**Raw records**
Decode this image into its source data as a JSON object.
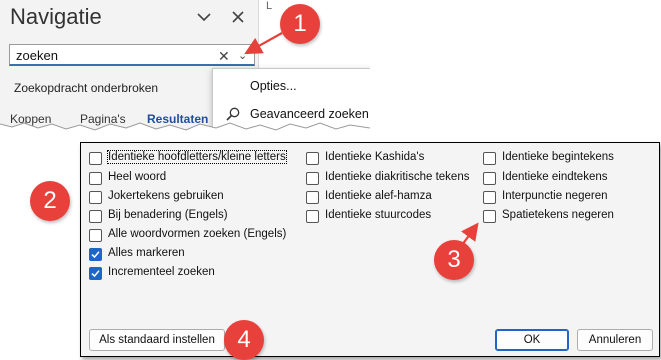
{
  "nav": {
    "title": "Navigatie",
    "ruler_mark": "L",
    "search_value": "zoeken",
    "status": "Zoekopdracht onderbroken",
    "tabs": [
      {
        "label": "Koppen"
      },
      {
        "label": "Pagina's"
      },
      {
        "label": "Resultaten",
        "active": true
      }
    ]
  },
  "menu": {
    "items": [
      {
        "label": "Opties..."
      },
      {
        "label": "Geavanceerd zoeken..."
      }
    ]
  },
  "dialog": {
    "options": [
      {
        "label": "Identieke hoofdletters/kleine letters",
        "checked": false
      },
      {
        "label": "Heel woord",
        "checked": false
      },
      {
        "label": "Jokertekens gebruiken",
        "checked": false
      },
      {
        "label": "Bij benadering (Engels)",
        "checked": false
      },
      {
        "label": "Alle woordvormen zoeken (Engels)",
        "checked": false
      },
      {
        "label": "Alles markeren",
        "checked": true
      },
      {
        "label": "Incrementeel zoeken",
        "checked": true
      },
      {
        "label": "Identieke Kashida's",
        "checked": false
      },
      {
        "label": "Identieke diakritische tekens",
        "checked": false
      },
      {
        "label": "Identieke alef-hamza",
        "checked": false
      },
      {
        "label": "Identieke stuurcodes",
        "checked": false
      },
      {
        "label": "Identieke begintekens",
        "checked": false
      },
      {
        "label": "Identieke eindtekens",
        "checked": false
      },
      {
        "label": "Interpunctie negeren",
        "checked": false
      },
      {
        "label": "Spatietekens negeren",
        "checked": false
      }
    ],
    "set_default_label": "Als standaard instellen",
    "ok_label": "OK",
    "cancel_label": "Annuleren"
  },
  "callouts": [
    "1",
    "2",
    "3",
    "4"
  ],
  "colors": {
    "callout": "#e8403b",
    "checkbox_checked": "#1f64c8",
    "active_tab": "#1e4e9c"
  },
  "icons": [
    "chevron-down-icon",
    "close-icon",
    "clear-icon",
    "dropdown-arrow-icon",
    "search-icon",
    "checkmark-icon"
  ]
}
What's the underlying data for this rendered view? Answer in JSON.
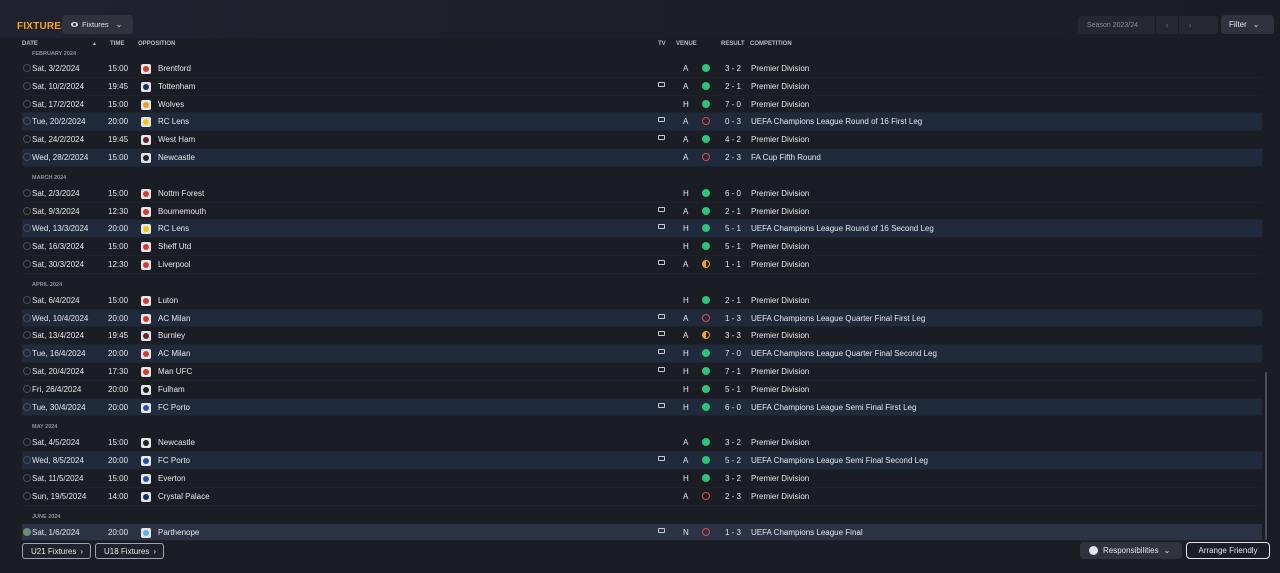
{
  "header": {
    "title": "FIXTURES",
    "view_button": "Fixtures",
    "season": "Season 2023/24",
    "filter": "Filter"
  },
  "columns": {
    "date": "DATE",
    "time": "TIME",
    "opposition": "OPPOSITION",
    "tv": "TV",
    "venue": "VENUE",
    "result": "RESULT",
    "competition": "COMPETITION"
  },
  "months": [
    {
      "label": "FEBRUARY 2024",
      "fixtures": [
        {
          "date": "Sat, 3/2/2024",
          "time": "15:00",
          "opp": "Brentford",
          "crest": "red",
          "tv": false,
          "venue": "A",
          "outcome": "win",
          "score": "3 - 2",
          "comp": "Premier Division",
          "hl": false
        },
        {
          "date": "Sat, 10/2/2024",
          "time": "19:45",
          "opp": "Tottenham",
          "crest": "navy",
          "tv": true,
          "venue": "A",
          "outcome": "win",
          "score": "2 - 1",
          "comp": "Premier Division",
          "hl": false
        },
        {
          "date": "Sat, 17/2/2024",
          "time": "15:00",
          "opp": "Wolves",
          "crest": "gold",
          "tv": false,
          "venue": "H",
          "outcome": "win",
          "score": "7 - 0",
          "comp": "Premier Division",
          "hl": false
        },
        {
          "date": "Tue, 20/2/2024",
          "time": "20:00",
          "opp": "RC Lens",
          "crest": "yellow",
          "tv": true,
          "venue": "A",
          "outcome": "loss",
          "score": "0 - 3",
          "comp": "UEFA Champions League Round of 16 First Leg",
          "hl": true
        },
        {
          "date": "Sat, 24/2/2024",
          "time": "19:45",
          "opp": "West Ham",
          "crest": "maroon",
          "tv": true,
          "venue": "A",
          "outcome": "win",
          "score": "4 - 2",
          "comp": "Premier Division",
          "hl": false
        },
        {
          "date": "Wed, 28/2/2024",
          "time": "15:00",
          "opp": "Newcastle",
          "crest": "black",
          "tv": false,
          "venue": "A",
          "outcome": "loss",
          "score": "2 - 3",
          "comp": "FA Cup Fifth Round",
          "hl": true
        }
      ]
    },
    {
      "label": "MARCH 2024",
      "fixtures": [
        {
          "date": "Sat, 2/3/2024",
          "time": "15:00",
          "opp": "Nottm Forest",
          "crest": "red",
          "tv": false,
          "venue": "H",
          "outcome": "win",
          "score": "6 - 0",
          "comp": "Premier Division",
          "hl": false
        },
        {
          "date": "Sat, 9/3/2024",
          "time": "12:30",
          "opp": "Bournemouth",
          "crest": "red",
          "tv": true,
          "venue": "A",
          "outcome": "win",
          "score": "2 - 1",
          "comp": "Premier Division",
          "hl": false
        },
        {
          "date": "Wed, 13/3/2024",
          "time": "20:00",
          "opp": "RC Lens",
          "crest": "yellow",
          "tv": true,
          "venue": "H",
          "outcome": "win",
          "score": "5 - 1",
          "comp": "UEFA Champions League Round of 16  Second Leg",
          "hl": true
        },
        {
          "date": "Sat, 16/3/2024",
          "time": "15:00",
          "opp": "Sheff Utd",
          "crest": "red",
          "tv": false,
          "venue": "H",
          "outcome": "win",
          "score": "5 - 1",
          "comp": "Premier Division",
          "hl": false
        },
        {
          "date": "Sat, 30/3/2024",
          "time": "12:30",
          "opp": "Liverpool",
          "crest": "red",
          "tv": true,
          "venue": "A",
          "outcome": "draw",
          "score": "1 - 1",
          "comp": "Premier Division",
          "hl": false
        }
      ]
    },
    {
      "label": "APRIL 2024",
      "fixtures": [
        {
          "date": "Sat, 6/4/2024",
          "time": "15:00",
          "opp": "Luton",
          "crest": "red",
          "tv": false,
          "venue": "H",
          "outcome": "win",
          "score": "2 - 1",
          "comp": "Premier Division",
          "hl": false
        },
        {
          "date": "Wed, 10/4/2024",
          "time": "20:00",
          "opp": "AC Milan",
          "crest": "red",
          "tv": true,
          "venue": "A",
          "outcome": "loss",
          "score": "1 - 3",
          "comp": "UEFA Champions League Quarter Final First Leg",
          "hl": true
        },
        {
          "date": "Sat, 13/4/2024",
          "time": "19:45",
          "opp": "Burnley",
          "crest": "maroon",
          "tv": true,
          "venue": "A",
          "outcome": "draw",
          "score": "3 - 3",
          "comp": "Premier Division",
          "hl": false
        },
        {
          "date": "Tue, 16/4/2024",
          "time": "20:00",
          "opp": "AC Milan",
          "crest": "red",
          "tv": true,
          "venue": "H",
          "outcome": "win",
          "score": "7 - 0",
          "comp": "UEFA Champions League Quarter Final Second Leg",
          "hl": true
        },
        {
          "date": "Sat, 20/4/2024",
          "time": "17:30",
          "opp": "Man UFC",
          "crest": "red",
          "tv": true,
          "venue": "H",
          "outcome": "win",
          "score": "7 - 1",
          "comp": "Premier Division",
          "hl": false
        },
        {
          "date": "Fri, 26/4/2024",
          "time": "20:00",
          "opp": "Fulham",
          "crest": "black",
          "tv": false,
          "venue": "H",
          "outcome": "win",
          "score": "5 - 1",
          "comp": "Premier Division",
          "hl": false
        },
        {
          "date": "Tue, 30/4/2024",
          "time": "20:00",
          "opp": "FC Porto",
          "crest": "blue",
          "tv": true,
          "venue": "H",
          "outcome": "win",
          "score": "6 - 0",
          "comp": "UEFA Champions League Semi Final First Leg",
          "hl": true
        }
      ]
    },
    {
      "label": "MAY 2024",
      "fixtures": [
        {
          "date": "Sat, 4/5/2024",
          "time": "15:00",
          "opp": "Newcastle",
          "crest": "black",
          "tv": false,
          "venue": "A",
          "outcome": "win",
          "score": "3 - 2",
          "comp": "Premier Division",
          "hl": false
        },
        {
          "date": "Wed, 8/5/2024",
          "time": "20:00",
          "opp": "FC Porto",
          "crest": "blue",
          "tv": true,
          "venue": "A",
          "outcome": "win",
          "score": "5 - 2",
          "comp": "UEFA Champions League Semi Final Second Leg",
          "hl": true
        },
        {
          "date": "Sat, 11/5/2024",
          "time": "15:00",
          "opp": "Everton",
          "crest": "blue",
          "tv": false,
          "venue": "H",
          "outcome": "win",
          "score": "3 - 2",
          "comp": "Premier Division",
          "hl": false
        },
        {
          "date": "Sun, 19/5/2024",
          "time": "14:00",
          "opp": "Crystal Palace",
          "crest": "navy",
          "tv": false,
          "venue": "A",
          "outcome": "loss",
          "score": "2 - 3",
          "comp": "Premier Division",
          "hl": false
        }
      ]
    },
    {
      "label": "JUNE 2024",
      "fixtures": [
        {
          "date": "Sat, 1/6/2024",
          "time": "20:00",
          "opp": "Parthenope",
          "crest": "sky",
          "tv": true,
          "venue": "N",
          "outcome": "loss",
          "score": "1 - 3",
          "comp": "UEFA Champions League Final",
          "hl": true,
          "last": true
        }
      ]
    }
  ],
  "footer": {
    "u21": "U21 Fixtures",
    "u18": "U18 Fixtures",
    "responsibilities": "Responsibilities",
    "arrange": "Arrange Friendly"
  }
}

* * *

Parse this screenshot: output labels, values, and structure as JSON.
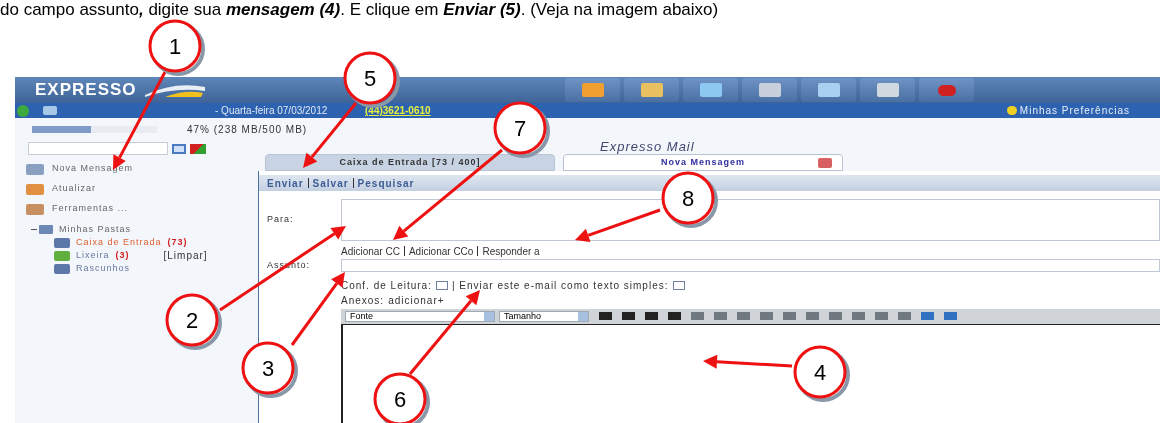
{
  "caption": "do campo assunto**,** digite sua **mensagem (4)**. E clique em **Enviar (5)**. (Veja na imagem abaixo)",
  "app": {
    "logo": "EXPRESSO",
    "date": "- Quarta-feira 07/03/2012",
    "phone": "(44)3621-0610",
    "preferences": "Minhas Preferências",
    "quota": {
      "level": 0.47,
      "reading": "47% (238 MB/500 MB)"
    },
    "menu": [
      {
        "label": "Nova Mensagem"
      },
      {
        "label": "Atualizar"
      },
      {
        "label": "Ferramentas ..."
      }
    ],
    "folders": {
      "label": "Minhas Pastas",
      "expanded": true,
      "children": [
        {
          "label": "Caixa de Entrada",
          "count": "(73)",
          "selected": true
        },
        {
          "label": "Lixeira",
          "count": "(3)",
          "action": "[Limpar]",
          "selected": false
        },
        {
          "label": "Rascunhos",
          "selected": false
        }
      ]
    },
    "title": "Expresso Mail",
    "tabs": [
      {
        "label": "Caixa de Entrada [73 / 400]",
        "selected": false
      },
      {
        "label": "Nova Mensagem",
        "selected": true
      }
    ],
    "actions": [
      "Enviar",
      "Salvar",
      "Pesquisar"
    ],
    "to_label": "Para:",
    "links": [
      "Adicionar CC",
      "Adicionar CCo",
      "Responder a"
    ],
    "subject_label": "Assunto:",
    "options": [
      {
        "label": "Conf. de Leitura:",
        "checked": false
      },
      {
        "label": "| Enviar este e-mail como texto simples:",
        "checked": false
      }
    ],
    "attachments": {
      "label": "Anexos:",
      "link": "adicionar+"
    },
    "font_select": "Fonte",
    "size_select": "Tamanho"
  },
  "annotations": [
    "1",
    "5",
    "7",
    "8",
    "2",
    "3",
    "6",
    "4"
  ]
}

**What the task requires**
Copy out every line in the listing where the word "data" appears.

**Response**
Decode this image into its source data as a JSON object.
What's the underlying data for this rendered view? Answer in JSON.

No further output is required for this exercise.